§ **WHAT NEEDS TO BE DONE**
Locate the lines of the listing below that hold "structured", then copy each of them.
------
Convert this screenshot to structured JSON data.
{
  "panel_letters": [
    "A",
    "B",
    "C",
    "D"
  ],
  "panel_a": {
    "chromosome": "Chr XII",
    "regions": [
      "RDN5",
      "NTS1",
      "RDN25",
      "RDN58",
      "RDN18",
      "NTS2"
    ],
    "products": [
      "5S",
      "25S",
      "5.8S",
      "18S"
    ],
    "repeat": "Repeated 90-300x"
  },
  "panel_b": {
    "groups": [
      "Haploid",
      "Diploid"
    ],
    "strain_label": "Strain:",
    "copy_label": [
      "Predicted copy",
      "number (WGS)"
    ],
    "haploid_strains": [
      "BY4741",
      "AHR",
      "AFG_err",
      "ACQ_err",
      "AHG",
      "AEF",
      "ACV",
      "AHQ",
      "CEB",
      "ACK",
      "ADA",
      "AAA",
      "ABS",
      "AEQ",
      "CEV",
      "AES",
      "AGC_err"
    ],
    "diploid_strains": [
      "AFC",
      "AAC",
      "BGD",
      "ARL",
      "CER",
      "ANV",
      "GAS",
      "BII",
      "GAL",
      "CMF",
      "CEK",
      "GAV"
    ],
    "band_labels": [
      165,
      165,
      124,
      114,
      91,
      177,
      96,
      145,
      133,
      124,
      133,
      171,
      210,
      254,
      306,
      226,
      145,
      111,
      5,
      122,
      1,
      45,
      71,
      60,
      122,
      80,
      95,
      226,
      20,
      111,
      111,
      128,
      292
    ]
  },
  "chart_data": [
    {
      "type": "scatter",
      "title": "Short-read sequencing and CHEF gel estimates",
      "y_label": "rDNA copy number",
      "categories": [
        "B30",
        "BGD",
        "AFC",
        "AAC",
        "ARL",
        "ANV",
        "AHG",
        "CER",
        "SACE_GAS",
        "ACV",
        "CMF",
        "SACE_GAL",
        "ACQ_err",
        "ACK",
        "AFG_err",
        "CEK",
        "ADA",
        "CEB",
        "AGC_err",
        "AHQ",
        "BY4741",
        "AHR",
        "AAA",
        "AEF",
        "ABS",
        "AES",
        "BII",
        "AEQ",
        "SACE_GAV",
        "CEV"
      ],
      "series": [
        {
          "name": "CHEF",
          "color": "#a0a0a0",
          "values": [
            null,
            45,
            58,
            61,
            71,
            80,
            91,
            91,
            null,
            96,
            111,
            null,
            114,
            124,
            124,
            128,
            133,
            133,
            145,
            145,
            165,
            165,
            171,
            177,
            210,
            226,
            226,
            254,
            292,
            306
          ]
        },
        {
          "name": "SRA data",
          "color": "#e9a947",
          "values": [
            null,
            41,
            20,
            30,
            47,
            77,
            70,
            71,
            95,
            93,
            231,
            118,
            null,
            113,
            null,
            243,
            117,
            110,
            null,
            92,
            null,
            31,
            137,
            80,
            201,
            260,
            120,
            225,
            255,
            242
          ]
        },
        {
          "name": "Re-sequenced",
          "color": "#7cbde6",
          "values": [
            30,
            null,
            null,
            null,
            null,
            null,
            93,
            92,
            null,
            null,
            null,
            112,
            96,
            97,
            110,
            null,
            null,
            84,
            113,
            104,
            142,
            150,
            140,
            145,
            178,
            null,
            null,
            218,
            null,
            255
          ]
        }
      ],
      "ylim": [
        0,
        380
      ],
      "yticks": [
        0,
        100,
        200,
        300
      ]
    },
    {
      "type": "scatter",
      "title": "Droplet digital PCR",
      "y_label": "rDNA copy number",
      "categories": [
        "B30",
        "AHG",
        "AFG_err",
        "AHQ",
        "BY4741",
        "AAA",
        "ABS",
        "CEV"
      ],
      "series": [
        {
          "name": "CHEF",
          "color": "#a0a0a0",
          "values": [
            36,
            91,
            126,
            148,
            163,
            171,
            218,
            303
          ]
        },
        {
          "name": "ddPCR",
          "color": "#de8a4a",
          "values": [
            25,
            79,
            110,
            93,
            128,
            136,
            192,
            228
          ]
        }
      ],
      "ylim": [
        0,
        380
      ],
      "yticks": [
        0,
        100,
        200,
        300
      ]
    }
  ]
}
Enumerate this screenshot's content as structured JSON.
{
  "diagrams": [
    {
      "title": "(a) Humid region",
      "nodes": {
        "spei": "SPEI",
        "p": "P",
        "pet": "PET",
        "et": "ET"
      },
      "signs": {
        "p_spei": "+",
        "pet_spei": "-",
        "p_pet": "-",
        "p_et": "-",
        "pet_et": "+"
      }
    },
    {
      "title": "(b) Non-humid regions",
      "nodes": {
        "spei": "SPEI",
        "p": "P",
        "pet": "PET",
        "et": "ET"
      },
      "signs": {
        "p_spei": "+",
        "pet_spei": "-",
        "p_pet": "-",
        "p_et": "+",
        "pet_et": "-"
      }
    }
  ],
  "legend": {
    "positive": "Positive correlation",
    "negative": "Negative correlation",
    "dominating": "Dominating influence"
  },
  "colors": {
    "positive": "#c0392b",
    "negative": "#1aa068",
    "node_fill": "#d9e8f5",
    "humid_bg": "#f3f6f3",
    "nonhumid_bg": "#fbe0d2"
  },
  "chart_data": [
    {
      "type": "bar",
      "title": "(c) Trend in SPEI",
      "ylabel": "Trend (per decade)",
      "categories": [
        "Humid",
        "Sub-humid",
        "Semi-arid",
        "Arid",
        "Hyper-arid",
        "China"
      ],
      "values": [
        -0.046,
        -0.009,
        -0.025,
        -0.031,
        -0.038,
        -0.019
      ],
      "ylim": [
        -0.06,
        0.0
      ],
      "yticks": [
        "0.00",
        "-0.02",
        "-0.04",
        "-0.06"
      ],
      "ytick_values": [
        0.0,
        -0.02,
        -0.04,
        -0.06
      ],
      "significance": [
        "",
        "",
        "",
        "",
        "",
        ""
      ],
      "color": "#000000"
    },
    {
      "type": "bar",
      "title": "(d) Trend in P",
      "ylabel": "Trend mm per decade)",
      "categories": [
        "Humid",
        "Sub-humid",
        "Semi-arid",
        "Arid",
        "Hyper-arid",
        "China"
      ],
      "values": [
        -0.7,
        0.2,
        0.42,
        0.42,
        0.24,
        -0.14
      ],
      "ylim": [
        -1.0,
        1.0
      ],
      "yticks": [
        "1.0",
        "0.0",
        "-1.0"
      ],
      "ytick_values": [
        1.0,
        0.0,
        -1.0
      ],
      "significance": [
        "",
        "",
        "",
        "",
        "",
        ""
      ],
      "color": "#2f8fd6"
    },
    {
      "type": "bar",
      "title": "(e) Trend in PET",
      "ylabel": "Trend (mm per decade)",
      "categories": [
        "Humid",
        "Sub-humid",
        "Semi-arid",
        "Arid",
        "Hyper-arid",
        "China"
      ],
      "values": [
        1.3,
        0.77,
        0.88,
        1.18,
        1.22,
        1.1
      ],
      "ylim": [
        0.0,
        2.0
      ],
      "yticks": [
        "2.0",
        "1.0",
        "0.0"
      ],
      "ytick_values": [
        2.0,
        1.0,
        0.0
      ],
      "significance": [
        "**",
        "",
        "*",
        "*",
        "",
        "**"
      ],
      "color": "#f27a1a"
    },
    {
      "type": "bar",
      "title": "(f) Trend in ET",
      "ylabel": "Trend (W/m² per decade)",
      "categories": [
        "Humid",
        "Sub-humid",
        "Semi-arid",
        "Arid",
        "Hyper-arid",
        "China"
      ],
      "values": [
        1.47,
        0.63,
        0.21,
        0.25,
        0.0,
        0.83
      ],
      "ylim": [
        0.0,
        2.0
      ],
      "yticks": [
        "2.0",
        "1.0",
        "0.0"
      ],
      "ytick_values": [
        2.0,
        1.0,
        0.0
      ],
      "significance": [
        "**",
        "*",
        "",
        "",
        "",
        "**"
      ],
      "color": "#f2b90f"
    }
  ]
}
------
§ **FINISHED ANSWER**
Convert this screenshot to structured JSON data.
Enumerate this screenshot's content as structured JSON.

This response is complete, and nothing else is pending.